** Begin Data for this task **

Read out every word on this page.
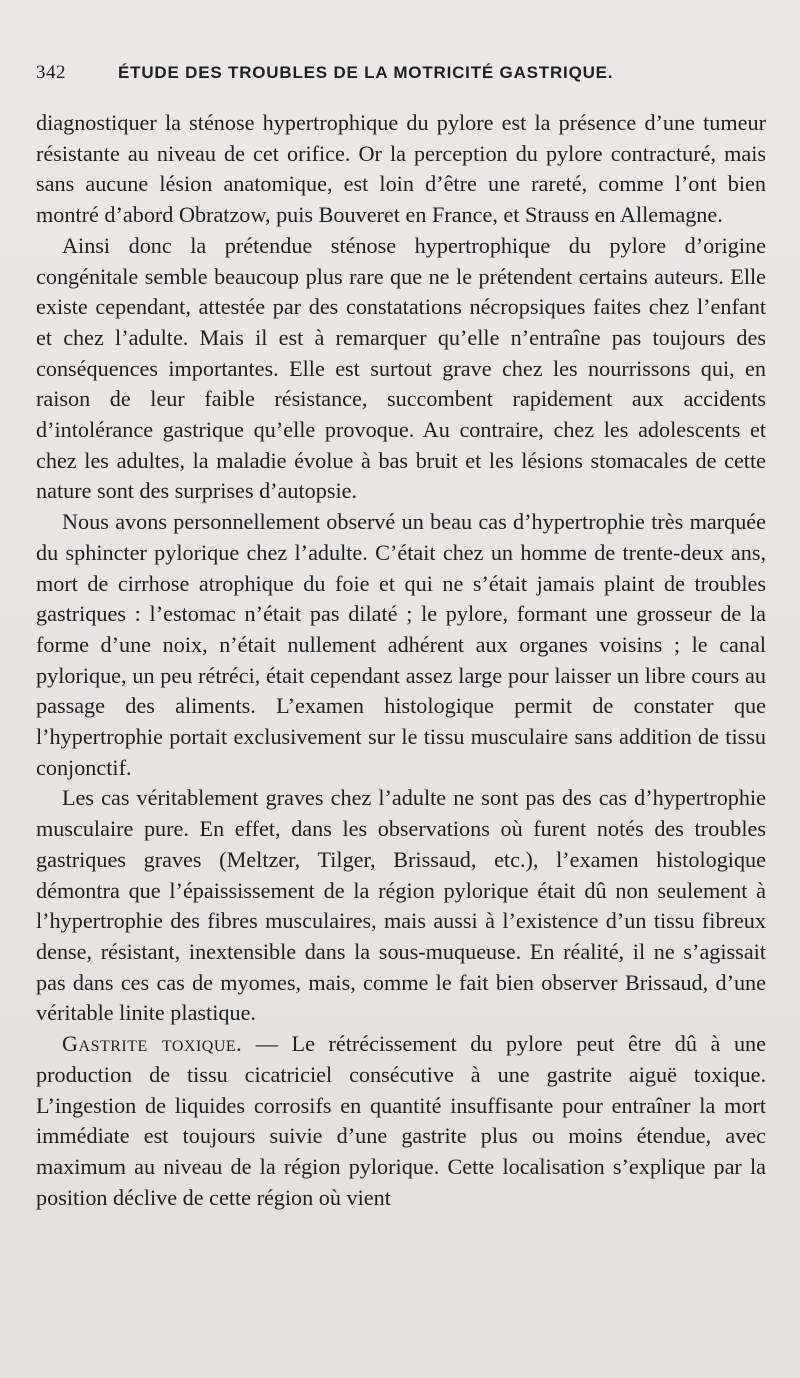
342	ÉTUDE DES TROUBLES DE LA MOTRICITÉ GASTRIQUE.

diagnostiquer la sténose hypertrophique du pylore est la présence d’une tumeur résistante au niveau de cet orifice. Or la perception du pylore contracturé, mais sans aucune lésion anatomique, est loin d’être une rareté, comme l’ont bien montré d’abord Obratzow, puis Bouveret en France, et Strauss en Allemagne.

Ainsi donc la prétendue sténose hypertrophique du pylore d’origine congénitale semble beaucoup plus rare que ne le prétendent certains auteurs. Elle existe cependant, attestée par des constatations nécropsiques faites chez l’enfant et chez l’adulte. Mais il est à remarquer qu’elle n’entraîne pas toujours des conséquences importantes. Elle est surtout grave chez les nourrissons qui, en raison de leur faible résistance, succombent rapidement aux accidents d’intolérance gastrique qu’elle provoque. Au contraire, chez les adolescents et chez les adultes, la maladie évolue à bas bruit et les lésions stomacales de cette nature sont des surprises d’autopsie.

Nous avons personnellement observé un beau cas d’hypertrophie très marquée du sphincter pylorique chez l’adulte. C’était chez un homme de trente-deux ans, mort de cirrhose atrophique du foie et qui ne s’était jamais plaint de troubles gastriques : l’estomac n’était pas dilaté ; le pylore, formant une grosseur de la forme d’une noix, n’était nullement adhérent aux organes voisins ; le canal pylorique, un peu rétréci, était cependant assez large pour laisser un libre cours au passage des aliments. L’examen histologique permit de constater que l’hypertrophie portait exclusivement sur le tissu musculaire sans addition de tissu conjonctif.

Les cas véritablement graves chez l’adulte ne sont pas des cas d’hypertrophie musculaire pure. En effet, dans les observations où furent notés des troubles gastriques graves (Meltzer, Tilger, Brissaud, etc.), l’examen histologique démontra que l’épaississement de la région pylorique était dû non seulement à l’hypertrophie des fibres musculaires, mais aussi à l’existence d’un tissu fibreux dense, résistant, inextensible dans la sous-muqueuse. En réalité, il ne s’agissait pas dans ces cas de myomes, mais, comme le fait bien observer Brissaud, d’une véritable linite plastique.

Gastrite toxique. — Le rétrécissement du pylore peut être dû à une production de tissu cicatriciel consécutive à une gastrite aiguë toxique. L’ingestion de liquides corrosifs en quantité insuffisante pour entraîner la mort immédiate est toujours suivie d’une gastrite plus ou moins étendue, avec maximum au niveau de la région pylorique. Cette localisation s’explique par la position déclive de cette région où vient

** End Data for this task **

The problem: Look through the entries and return every line where "hypertrophique" appears.

Exercise output:
diagnostiquer la sténose hypertrophique du pylore est la présence d’une tumeur résistante au niveau de cet orifice. Or la perception du pylore contracturé, mais sans aucune lésion anatomique, est loin d’être une rareté, comme l’ont bien montré d’abord Obratzow, puis Bouveret en France, et Strauss en Allemagne.
Ainsi donc la prétendue sténose hypertrophique du pylore d’origine congénitale semble beaucoup plus rare que ne le prétendent certains auteurs. Elle existe cependant, attestée par des constatations nécropsiques faites chez l’enfant et chez l’adulte. Mais il est à remarquer qu’elle n’entraîne pas toujours des conséquences importantes. Elle est surtout grave chez les nourrissons qui, en raison de leur faible résistance, succombent rapidement aux accidents d’intolérance gastrique qu’elle provoque. Au contraire, chez les adolescents et chez les adultes, la maladie évolue à bas bruit et les lésions stomacales de cette nature sont des surprises d’autopsie.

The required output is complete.